→ **SUPPLIED DATA**
□ □ □
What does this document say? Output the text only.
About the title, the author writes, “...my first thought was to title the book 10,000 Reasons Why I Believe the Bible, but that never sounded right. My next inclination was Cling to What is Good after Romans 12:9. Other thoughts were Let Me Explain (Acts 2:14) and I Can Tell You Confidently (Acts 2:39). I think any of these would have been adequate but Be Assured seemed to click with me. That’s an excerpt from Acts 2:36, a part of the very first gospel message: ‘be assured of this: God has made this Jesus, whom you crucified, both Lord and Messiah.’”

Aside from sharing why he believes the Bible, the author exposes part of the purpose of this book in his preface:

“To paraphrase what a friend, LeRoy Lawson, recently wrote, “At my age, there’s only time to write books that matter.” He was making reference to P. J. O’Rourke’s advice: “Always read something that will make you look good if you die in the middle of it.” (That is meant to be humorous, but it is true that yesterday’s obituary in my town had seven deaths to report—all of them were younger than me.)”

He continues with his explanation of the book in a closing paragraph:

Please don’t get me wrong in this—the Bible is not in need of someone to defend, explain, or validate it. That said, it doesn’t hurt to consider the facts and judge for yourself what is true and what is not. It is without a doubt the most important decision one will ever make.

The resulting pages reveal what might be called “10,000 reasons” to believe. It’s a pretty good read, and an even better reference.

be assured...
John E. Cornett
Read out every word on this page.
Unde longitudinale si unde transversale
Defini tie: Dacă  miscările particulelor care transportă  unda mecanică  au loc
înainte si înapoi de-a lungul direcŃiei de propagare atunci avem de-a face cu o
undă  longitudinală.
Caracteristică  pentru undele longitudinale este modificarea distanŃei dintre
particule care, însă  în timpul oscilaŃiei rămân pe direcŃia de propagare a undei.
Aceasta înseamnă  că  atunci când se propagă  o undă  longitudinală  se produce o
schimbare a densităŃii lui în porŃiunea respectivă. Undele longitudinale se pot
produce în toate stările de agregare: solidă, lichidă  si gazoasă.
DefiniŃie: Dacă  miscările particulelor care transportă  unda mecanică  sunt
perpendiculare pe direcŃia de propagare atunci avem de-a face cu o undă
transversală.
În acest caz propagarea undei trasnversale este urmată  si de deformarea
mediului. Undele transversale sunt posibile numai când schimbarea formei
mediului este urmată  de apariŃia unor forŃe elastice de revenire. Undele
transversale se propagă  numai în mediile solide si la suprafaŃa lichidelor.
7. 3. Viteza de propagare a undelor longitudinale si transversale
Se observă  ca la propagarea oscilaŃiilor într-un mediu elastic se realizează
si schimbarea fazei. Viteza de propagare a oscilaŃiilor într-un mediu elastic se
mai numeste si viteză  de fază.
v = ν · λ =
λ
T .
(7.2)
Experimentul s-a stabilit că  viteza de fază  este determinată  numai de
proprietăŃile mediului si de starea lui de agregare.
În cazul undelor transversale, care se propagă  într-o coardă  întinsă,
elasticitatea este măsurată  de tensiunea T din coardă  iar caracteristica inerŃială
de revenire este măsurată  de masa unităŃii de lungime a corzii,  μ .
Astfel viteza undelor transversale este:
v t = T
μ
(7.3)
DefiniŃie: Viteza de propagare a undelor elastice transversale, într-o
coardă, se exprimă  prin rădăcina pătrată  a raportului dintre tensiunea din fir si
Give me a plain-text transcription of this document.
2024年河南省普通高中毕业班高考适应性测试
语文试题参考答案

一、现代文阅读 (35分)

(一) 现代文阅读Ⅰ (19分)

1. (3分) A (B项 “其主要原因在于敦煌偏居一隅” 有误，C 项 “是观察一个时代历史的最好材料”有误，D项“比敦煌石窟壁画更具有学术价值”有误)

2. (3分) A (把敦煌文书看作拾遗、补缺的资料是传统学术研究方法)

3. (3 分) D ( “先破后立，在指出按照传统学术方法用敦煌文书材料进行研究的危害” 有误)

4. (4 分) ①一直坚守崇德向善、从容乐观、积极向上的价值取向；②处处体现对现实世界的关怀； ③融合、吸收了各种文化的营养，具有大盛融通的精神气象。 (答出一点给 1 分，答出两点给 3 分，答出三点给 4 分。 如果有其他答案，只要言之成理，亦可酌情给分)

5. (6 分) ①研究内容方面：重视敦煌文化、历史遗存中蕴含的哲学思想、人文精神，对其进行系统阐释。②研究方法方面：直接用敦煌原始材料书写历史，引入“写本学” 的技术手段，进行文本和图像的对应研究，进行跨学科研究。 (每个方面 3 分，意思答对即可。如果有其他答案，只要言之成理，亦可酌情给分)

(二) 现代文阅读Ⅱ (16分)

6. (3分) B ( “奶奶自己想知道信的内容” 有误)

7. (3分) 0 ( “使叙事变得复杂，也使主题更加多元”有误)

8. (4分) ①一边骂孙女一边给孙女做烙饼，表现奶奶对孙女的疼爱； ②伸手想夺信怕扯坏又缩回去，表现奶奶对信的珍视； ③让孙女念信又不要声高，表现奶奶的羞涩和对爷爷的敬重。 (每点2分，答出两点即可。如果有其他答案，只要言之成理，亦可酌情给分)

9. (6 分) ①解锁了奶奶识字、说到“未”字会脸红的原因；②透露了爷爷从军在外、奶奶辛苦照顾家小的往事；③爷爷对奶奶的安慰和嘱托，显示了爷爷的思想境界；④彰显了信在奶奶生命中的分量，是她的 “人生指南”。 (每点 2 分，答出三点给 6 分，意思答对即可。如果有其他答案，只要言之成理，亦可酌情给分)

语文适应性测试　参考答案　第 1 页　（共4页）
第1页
□ □ □
→ **WHAT YOU WILL DO**
Count how many lines above carry the word "propagă". Only the number is required.

→ **THE RESPONSE**
3